▶ [What the exercise asks]:
Wherever "távolságot" appears in a line, list that line.

▶ [Supplied data]:

==========

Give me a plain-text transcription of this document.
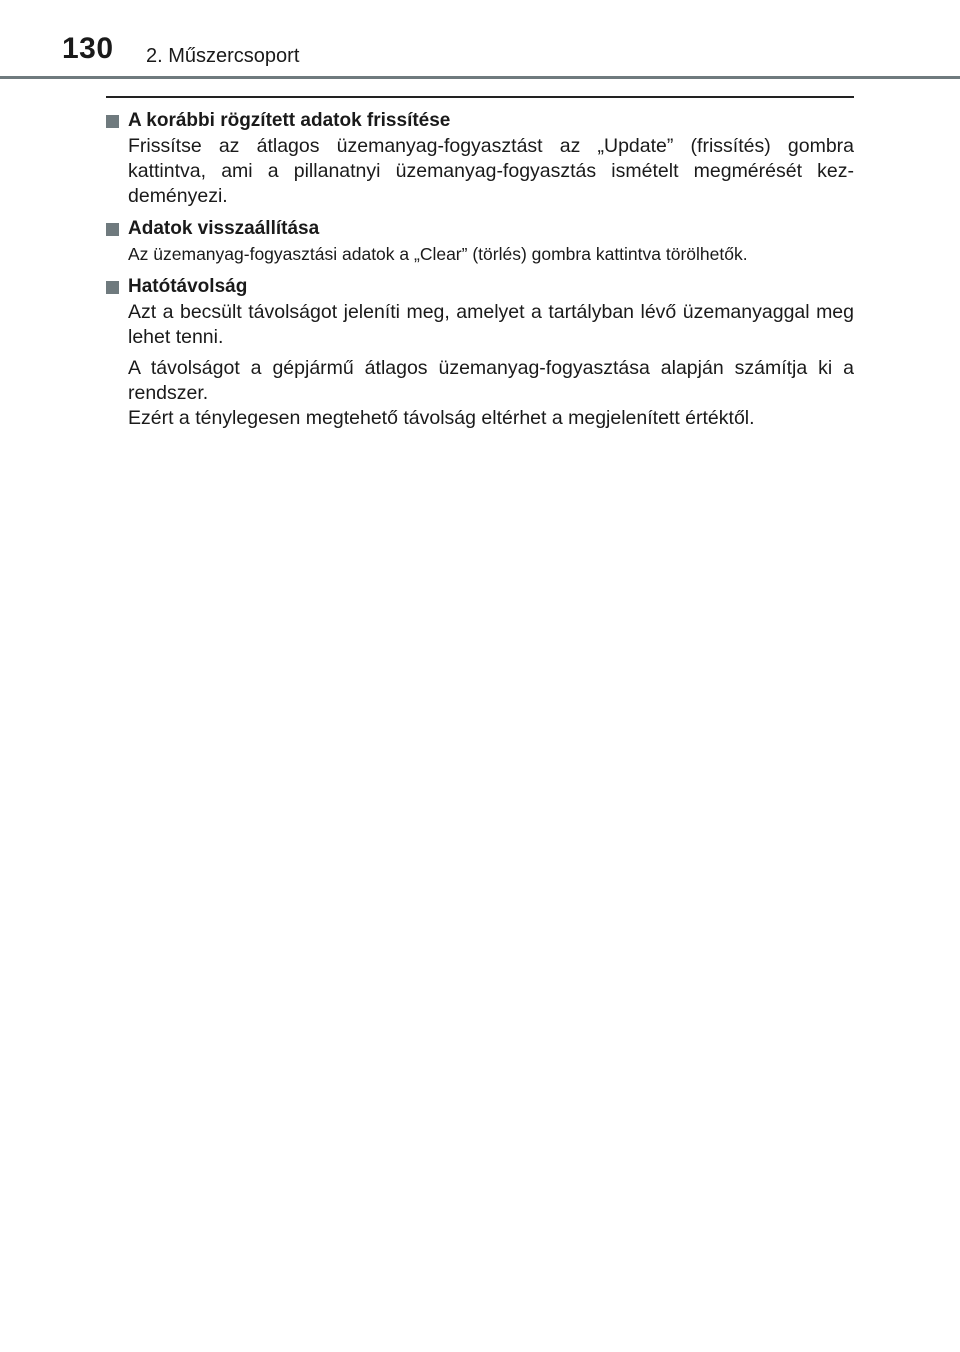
130 2. Műszercsoport
A korábbi rögzített adatok frissítése

Frissítse az átlagos üzemanyag-fogyasztást az „Update” (frissítés) gombra kattintva, ami a pillanatnyi üzemanyag-fogyasztás ismételt megmérését kezdeményezi.

Adatok visszaállítása

Az üzemanyag-fogyasztási adatok a „Clear” (törlés) gombra kattintva törölhetők.

Hatótávolság

Azt a becsült távolságot jeleníti meg, amelyet a tartályban lévő üzemanyaggal meg lehet tenni.

A távolságot a gépjármű átlagos üzemanyag-fogyasztása alapján számítja ki a rendszer.
Ezért a ténylegesen megtehető távolság eltérhet a megjelenített értéktől.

==========

▶ [The reply]:
Azt a becsült távolságot jeleníti meg, amelyet a tartályban lévő üzemanyaggal meg lehet tenni.
A távolságot a gépjármű átlagos üzemanyag-fogyasztása alapján számítja ki a rendszer.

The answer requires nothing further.